Exercise directions. Of all the lines here, how many include the string "title"? Answer with the number only.

Figure content listings:

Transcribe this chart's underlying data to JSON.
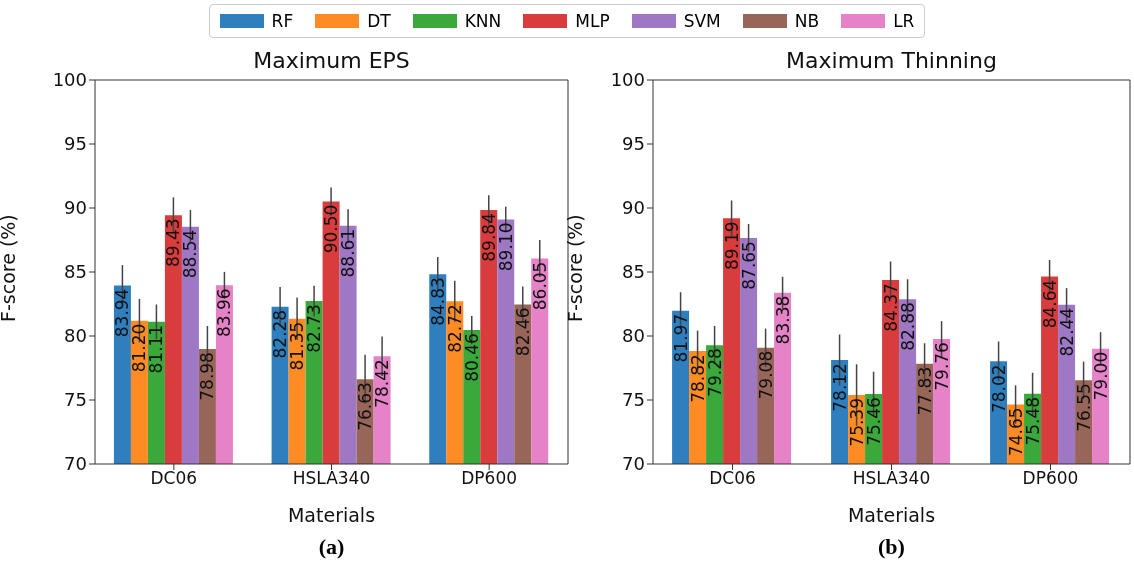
{
  "chart_data": [
    {
      "type": "bar",
      "title": "Maximum EPS",
      "xlabel": "Materials",
      "ylabel": "F-score (%)",
      "categories": [
        "DC06",
        "HSLA340",
        "DP600"
      ],
      "ylim": [
        70,
        100
      ],
      "yticks": [
        70,
        75,
        80,
        85,
        90,
        95,
        100
      ],
      "grid": false,
      "legend": "top",
      "annotations": [
        "(a)"
      ],
      "series": [
        {
          "name": "RF",
          "color": "#2f7fbf",
          "values": [
            83.94,
            82.28,
            84.83
          ],
          "value_labels": [
            "83.94",
            "82.28",
            "84.83"
          ],
          "errors": [
            1.6,
            1.55,
            1.35
          ]
        },
        {
          "name": "DT",
          "color": "#ff8b24",
          "values": [
            81.2,
            81.35,
            82.72
          ],
          "value_labels": [
            "81.20",
            "81.35",
            "82.72"
          ],
          "errors": [
            1.7,
            1.65,
            1.6
          ]
        },
        {
          "name": "KNN",
          "color": "#3aa83a",
          "values": [
            81.11,
            82.73,
            80.46
          ],
          "value_labels": [
            "81.11",
            "82.73",
            "80.46"
          ],
          "errors": [
            1.35,
            1.2,
            1.1
          ]
        },
        {
          "name": "MLP",
          "color": "#d83c3c",
          "values": [
            89.43,
            90.5,
            89.84
          ],
          "value_labels": [
            "89.43",
            "90.50",
            "89.84"
          ],
          "errors": [
            1.4,
            1.1,
            1.15
          ]
        },
        {
          "name": "SVM",
          "color": "#9e78c5",
          "values": [
            88.54,
            88.61,
            89.1
          ],
          "value_labels": [
            "88.54",
            "88.61",
            "89.10"
          ],
          "errors": [
            1.3,
            1.3,
            1.0
          ]
        },
        {
          "name": "NB",
          "color": "#986559",
          "values": [
            78.98,
            76.63,
            82.46
          ],
          "value_labels": [
            "78.98",
            "76.63",
            "82.46"
          ],
          "errors": [
            1.8,
            1.9,
            1.4
          ]
        },
        {
          "name": "LR",
          "color": "#e682c8",
          "values": [
            83.96,
            78.42,
            86.05
          ],
          "value_labels": [
            "83.96",
            "78.42",
            "86.05"
          ],
          "errors": [
            1.05,
            1.55,
            1.45
          ]
        }
      ]
    },
    {
      "type": "bar",
      "title": "Maximum Thinning",
      "xlabel": "Materials",
      "ylabel": "F-score (%)",
      "categories": [
        "DC06",
        "HSLA340",
        "DP600"
      ],
      "ylim": [
        70,
        100
      ],
      "yticks": [
        70,
        75,
        80,
        85,
        90,
        95,
        100
      ],
      "grid": false,
      "annotations": [
        "(b)"
      ],
      "series": [
        {
          "color": "#2f7fbf",
          "values": [
            81.97,
            78.12,
            78.02
          ],
          "value_labels": [
            "81.97",
            "78.12",
            "78.02"
          ],
          "errors": [
            1.45,
            2.0,
            1.55
          ]
        },
        {
          "color": "#ff8b24",
          "values": [
            78.82,
            75.39,
            74.65
          ],
          "value_labels": [
            "78.82",
            "75.39",
            "74.65"
          ],
          "errors": [
            1.6,
            2.4,
            1.5
          ]
        },
        {
          "color": "#3aa83a",
          "values": [
            79.28,
            75.46,
            75.48
          ],
          "value_labels": [
            "79.28",
            "75.46",
            "75.48"
          ],
          "errors": [
            1.5,
            1.75,
            1.65
          ]
        },
        {
          "color": "#d83c3c",
          "values": [
            89.19,
            84.37,
            84.64
          ],
          "value_labels": [
            "89.19",
            "84.37",
            "84.64"
          ],
          "errors": [
            1.4,
            1.45,
            1.3
          ]
        },
        {
          "color": "#9e78c5",
          "values": [
            87.65,
            82.88,
            82.44
          ],
          "value_labels": [
            "87.65",
            "82.88",
            "82.44"
          ],
          "errors": [
            1.1,
            1.55,
            1.3
          ]
        },
        {
          "color": "#986559",
          "values": [
            79.08,
            77.83,
            76.55
          ],
          "value_labels": [
            "79.08",
            "77.83",
            "76.55"
          ],
          "errors": [
            1.5,
            1.6,
            1.45
          ]
        },
        {
          "color": "#e682c8",
          "values": [
            83.38,
            79.76,
            79.0
          ],
          "value_labels": [
            "83.38",
            "79.76",
            "79.00"
          ],
          "errors": [
            1.25,
            1.4,
            1.3
          ]
        }
      ]
    }
  ]
}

Response to this task. 2